___ Working data ___

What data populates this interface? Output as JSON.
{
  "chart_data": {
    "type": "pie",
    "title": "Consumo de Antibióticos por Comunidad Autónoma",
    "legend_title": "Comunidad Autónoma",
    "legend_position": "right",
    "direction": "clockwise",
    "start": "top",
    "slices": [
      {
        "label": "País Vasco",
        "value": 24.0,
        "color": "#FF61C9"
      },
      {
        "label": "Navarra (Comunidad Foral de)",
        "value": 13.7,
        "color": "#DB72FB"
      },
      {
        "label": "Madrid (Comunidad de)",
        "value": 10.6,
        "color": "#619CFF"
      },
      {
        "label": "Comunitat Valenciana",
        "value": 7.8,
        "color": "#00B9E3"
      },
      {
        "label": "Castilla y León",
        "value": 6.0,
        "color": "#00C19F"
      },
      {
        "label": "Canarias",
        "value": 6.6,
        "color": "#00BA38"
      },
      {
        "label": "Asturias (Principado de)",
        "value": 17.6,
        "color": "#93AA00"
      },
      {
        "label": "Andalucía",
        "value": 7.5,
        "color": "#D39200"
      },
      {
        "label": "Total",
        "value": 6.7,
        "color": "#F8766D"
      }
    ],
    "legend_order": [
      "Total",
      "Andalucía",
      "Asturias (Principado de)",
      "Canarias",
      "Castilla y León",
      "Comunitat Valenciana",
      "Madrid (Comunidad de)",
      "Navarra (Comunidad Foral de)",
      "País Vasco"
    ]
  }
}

___

**Directive:**
Reproduce all data above, unchanged.

**Solution to this task:**
What data populates this interface? Output as JSON.
{
  "chart_data": {
    "type": "pie",
    "title": "Consumo de Antibióticos por Comunidad Autónoma",
    "legend_title": "Comunidad Autónoma",
    "legend_position": "right",
    "direction": "clockwise",
    "start": "top",
    "slices": [
      {
        "label": "País Vasco",
        "value": 24.0,
        "color": "#FF61C9"
      },
      {
        "label": "Navarra (Comunidad Foral de)",
        "value": 13.7,
        "color": "#DB72FB"
      },
      {
        "label": "Madrid (Comunidad de)",
        "value": 10.6,
        "color": "#619CFF"
      },
      {
        "label": "Comunitat Valenciana",
        "value": 7.8,
        "color": "#00B9E3"
      },
      {
        "label": "Castilla y León",
        "value": 6.0,
        "color": "#00C19F"
      },
      {
        "label": "Canarias",
        "value": 6.6,
        "color": "#00BA38"
      },
      {
        "label": "Asturias (Principado de)",
        "value": 17.6,
        "color": "#93AA00"
      },
      {
        "label": "Andalucía",
        "value": 7.5,
        "color": "#D39200"
      },
      {
        "label": "Total",
        "value": 6.7,
        "color": "#F8766D"
      }
    ],
    "legend_order": [
      "Total",
      "Andalucía",
      "Asturias (Principado de)",
      "Canarias",
      "Castilla y León",
      "Comunitat Valenciana",
      "Madrid (Comunidad de)",
      "Navarra (Comunidad Foral de)",
      "País Vasco"
    ]
  }
}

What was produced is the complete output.